Dataset records:

* * * * *

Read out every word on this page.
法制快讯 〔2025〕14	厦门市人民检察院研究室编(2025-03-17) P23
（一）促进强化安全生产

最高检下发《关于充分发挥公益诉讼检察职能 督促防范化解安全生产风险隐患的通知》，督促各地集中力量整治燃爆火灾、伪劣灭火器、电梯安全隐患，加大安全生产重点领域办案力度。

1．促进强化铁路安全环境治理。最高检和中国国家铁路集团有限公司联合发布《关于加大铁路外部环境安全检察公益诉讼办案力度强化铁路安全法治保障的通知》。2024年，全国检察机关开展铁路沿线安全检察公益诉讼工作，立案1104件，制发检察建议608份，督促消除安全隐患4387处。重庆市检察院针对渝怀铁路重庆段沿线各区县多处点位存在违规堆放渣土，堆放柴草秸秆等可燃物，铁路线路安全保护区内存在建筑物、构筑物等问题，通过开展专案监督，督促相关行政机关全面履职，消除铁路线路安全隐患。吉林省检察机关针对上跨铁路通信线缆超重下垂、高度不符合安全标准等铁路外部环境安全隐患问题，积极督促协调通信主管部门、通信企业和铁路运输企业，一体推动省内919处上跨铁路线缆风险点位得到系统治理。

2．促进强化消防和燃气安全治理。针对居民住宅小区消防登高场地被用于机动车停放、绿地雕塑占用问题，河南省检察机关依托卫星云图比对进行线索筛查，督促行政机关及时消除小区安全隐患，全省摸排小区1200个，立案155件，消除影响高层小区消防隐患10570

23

* * * * *

Above are the records; copy all of them exactly.

Read out every word on this page.
法制快讯 〔2025〕14	厦门市人民检察院研究室编(2025-03-17) P23
（一）促进强化安全生产

最高检下发《关于充分发挥公益诉讼检察职能 督促防范化解安全生产风险隐患的通知》，督促各地集中力量整治燃爆火灾、伪劣灭火器、电梯安全隐患，加大安全生产重点领域办案力度。

1．促进强化铁路安全环境治理。最高检和中国国家铁路集团有限公司联合发布《关于加大铁路外部环境安全检察公益诉讼办案力度强化铁路安全法治保障的通知》。2024年，全国检察机关开展铁路沿线安全检察公益诉讼工作，立案1104件，制发检察建议608份，督促消除安全隐患4387处。重庆市检察院针对渝怀铁路重庆段沿线各区县多处点位存在违规堆放渣土，堆放柴草秸秆等可燃物，铁路线路安全保护区内存在建筑物、构筑物等问题，通过开展专案监督，督促相关行政机关全面履职，消除铁路线路安全隐患。吉林省检察机关针对上跨铁路通信线缆超重下垂、高度不符合安全标准等铁路外部环境安全隐患问题，积极督促协调通信主管部门、通信企业和铁路运输企业，一体推动省内919处上跨铁路线缆风险点位得到系统治理。

2．促进强化消防和燃气安全治理。针对居民住宅小区消防登高场地被用于机动车停放、绿地雕塑占用问题，河南省检察机关依托卫星云图比对进行线索筛查，督促行政机关及时消除小区安全隐患，全省摸排小区1200个，立案155件，消除影响高层小区消防隐患10570

23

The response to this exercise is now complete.